TRY IT: Your answer must be an exact copy of the records below, minus the pictures.

MATERIALS PROVIDED:
+ + +

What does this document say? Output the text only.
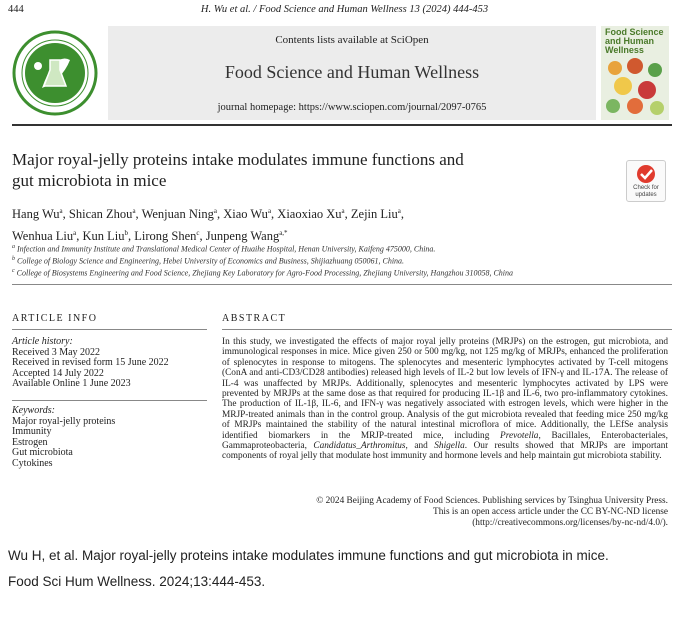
444	H. Wu et al. / Food Science and Human Wellness 13 (2024) 444-453
Contents lists available at SciOpen
Food Science and Human Wellness
journal homepage: https://www.sciopen.com/journal/2097-0765
Food Science and Human Wellness
Major royal-jelly proteins intake modulates immune functions and
gut microbiota in mice	Check for updates
Hang Wu$^a$, Shican Zhou$^a$, Wenjuan Ning$^a$, Xiao Wu$^a$, Xiaoxiao Xu$^a$, Zejin Liu$^a$,
Wenhua Liu$^a$, Kun Liu$^b$, Lirong Shen$^c$, Junpeng Wang$^{a,*}$
$^a$ Infection and Immunity Institute and Translational Medical Center of Huaihe Hospital, Henan University, Kaifeng 475000, China.
$^b$ College of Biology Science and Engineering, Hebei University of Economics and Business, Shijiazhuang 050061, China.
$^c$ College of Biosystems Engineering and Food Science, Zhejiang Key Laboratory for Agro-Food Processing, Zhejiang University, Hangzhou 310058, China
ARTICLE INFO
Article history:
Received 3 May 2022
Received in revised form 15 June 2022
Accepted 14 July 2022
Available Online 1 June 2023
Keywords:
Major royal-jelly proteins
Immunity
Estrogen
Gut microbiota
Cytokines
ABSTRACT
In this study, we investigated the effects of major royal jelly proteins (MRJPs) on the estrogen, gut microbiota, and immunological responses in mice. Mice given 250 or 500 mg/kg, not 125 mg/kg of MRJPs, enhanced the proliferation of splenocytes in response to mitogens. The splenocytes and mesenteric lymphocytes activated by T-cell mitogens (ConA and anti-CD3/CD28 antibodies) released high levels of IL-2 but low levels of IFN-γ and IL-17A. The release of IL-4 was unaffected by MRJPs. Additionally, splenocytes and mesenteric lymphocytes activated by LPS were prevented by MRJPs at the same dose as that required for producing IL-1β and IL-6, two pro-inflammatory cytokines. The production of IL-1β, IL-6, and IFN-γ was negatively associated with estrogen levels, which were higher in the MRJP-treated animals than in the control group. Analysis of the gut microbiota revealed that feeding mice 250 mg/kg of MRJPs maintained the stability of the natural intestinal microflora of mice. Additionally, the LEfSe analysis identified biomarkers in the MRJP-treated mice, including Prevotella, Bacillales, Enterobacteriales, Gammaproteobacteria, Candidatus_Arthromitus, and Shigella. Our results showed that MRJPs are important components of royal jelly that modulate host immunity and hormone levels and help maintain gut microbiota stability.
© 2024 Beijing Academy of Food Sciences. Publishing services by Tsinghua University Press.
This is an open access article under the CC BY-NC-ND license
(http://creativecommons.org/licenses/by-nc-nd/4.0/).
Wu H, et al. Major royal-jelly proteins intake modulates immune functions and gut microbiota in mice.
Food Sci Hum Wellness. 2024;13:444-453.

+ + +

COMPLETED EXERCISE:
What does this document say? Output the text only.
444	H. Wu et al. / Food Science and Human Wellness 13 (2024) 444-453
Contents lists available at SciOpen
Food Science and Human Wellness
journal homepage: https://www.sciopen.com/journal/2097-0765
Food Science and Human Wellness
Major royal-jelly proteins intake modulates immune functions and
gut microbiota in mice	Check for updates
Hang Wu$^a$, Shican Zhou$^a$, Wenjuan Ning$^a$, Xiao Wu$^a$, Xiaoxiao Xu$^a$, Zejin Liu$^a$,
Wenhua Liu$^a$, Kun Liu$^b$, Lirong Shen$^c$, Junpeng Wang$^{a,*}$
$^a$ Infection and Immunity Institute and Translational Medical Center of Huaihe Hospital, Henan University, Kaifeng 475000, China.
$^b$ College of Biology Science and Engineering, Hebei University of Economics and Business, Shijiazhuang 050061, China.
$^c$ College of Biosystems Engineering and Food Science, Zhejiang Key Laboratory for Agro-Food Processing, Zhejiang University, Hangzhou 310058, China
ARTICLE INFO
Article history:
Received 3 May 2022
Received in revised form 15 June 2022
Accepted 14 July 2022
Available Online 1 June 2023
Keywords:
Major royal-jelly proteins
Immunity
Estrogen
Gut microbiota
Cytokines
ABSTRACT
In this study, we investigated the effects of major royal jelly proteins (MRJPs) on the estrogen, gut microbiota, and immunological responses in mice. Mice given 250 or 500 mg/kg, not 125 mg/kg of MRJPs, enhanced the proliferation of splenocytes in response to mitogens. The splenocytes and mesenteric lymphocytes activated by T-cell mitogens (ConA and anti-CD3/CD28 antibodies) released high levels of IL-2 but low levels of IFN-γ and IL-17A. The release of IL-4 was unaffected by MRJPs. Additionally, splenocytes and mesenteric lymphocytes activated by LPS were prevented by MRJPs at the same dose as that required for producing IL-1β and IL-6, two pro-inflammatory cytokines. The production of IL-1β, IL-6, and IFN-γ was negatively associated with estrogen levels, which were higher in the MRJP-treated animals than in the control group. Analysis of the gut microbiota revealed that feeding mice 250 mg/kg of MRJPs maintained the stability of the natural intestinal microflora of mice. Additionally, the LEfSe analysis identified biomarkers in the MRJP-treated mice, including Prevotella, Bacillales, Enterobacteriales, Gammaproteobacteria, Candidatus_Arthromitus, and Shigella. Our results showed that MRJPs are important components of royal jelly that modulate host immunity and hormone levels and help maintain gut microbiota stability.
© 2024 Beijing Academy of Food Sciences. Publishing services by Tsinghua University Press.
This is an open access article under the CC BY-NC-ND license
(http://creativecommons.org/licenses/by-nc-nd/4.0/).
Wu H, et al. Major royal-jelly proteins intake modulates immune functions and gut microbiota in mice.
Food Sci Hum Wellness. 2024;13:444-453.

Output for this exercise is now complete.